Print the lines of the data from the line holding "grid-line-depth [1182,617,1920,803]" to the line holding "grid-line-depth [585,617,781,994]", inclusive, copying each one without change.

==== Data rows ====

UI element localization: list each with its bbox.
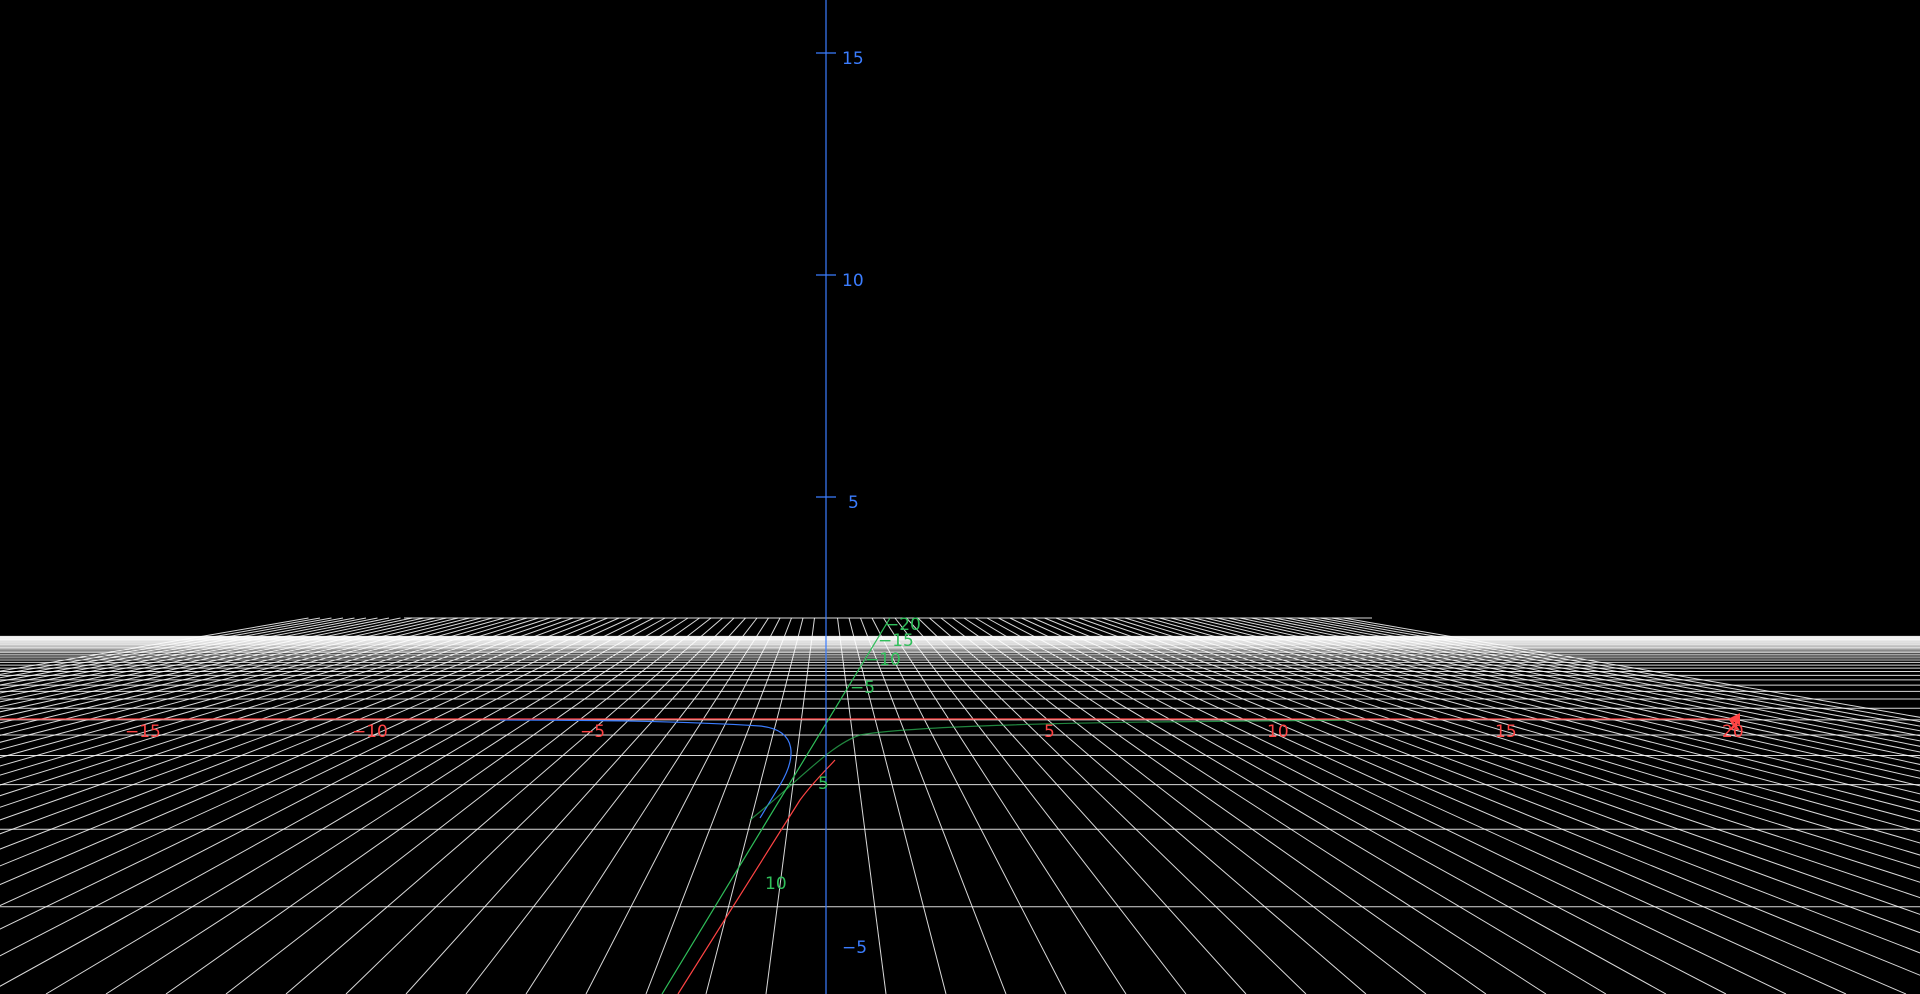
grid-line-depth [1182,617,1920,803]
y-tick-label: −15 [878,631,914,651]
grid-line-depth [1113,617,1920,869]
grid-line-depth [0,617,654,957]
grid-line-depth [1320,617,1920,727]
grid-line-depth [1078,617,1920,915]
y-tick-label: −5 [850,678,875,698]
grid-line-depth [1331,617,1920,723]
grid-line-depth [0,617,344,682]
x-tick-label: 10 [1267,722,1289,742]
x-tick-label: −15 [125,722,161,742]
grid-line-depth [1239,617,1920,765]
x-tick-label: 5 [1044,722,1055,742]
grid-line-depth [0,617,666,987]
y-tick-label: −10 [865,650,901,670]
z-tick-label: 10 [842,271,864,291]
grid-line-depth [405,617,746,994]
grid-line-depth [705,617,804,994]
y-tick-label: 10 [765,874,787,894]
grid-line-depth [1136,617,1920,844]
grid-line-depth [0,617,539,786]
grid-line-depth [0,617,459,730]
grid-line-depth [0,617,551,797]
grid-line-depth [585,617,781,994]
grid-line-depth [860,617,1007,994]
x-tick-label: 15 [1495,722,1517,742]
grid-line-depth [645,617,792,994]
grid-line-depth [986,617,1667,994]
grid-line-depth [345,617,735,994]
grid-line-depth [45,617,677,994]
grid-line-depth [0,617,424,713]
grid-line-depth [1021,617,1847,994]
grid-line-depth [1285,617,1920,742]
z-tick-label: 15 [842,49,864,69]
grid-line-depth [0,617,608,867]
grid-line-depth [871,617,1067,994]
grid-line-depth [894,617,1187,994]
grid-line-depth [1032,617,1907,994]
grid-line-depth [0,617,321,675]
grid-line-depth [906,617,1247,994]
curve-red [677,759,836,994]
grid-line-depth [929,617,1367,994]
grid-line-depth [105,617,689,994]
grid-line-depth [765,617,815,994]
grid-line-depth [285,617,723,994]
grid-line-depth [975,617,1607,994]
z-tick-label: 5 [848,493,859,513]
grid-line-depth [1216,617,1920,779]
grid-line-depth [1147,617,1920,833]
grid-line-depth [917,617,1307,994]
y-tick-label: 5 [818,774,829,794]
grid-line-depth [0,617,401,703]
3d-plot-viewport[interactable]: −15 −10 −5 5 10 15 20 x −20 −15 −10 −5 5… [0,0,1920,994]
ground-grid [0,617,1920,994]
z-tick-label: −5 [842,938,867,958]
grid-line-depth [0,617,482,743]
grid-line-depth [0,617,470,736]
x-tick-label: −10 [352,722,388,742]
grid-line-depth [963,617,1547,994]
grid-line-depth [1170,617,1920,813]
x-tick-label: −5 [580,722,605,742]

====

▶ [Response for this exercise]:
grid-line-depth [1182,617,1920,803]
y-tick-label: −15 [878,631,914,651]
grid-line-depth [1113,617,1920,869]
grid-line-depth [0,617,654,957]
grid-line-depth [1320,617,1920,727]
grid-line-depth [1078,617,1920,915]
y-tick-label: −5 [850,678,875,698]
grid-line-depth [1331,617,1920,723]
grid-line-depth [0,617,344,682]
x-tick-label: 10 [1267,722,1289,742]
x-tick-label: −15 [125,722,161,742]
grid-line-depth [1239,617,1920,765]
x-tick-label: 5 [1044,722,1055,742]
grid-line-depth [0,617,666,987]
y-tick-label: −10 [865,650,901,670]
z-tick-label: 10 [842,271,864,291]
grid-line-depth [405,617,746,994]
grid-line-depth [705,617,804,994]
y-tick-label: 10 [765,874,787,894]
grid-line-depth [1136,617,1920,844]
grid-line-depth [0,617,539,786]
grid-line-depth [0,617,459,730]
grid-line-depth [0,617,551,797]
grid-line-depth [585,617,781,994]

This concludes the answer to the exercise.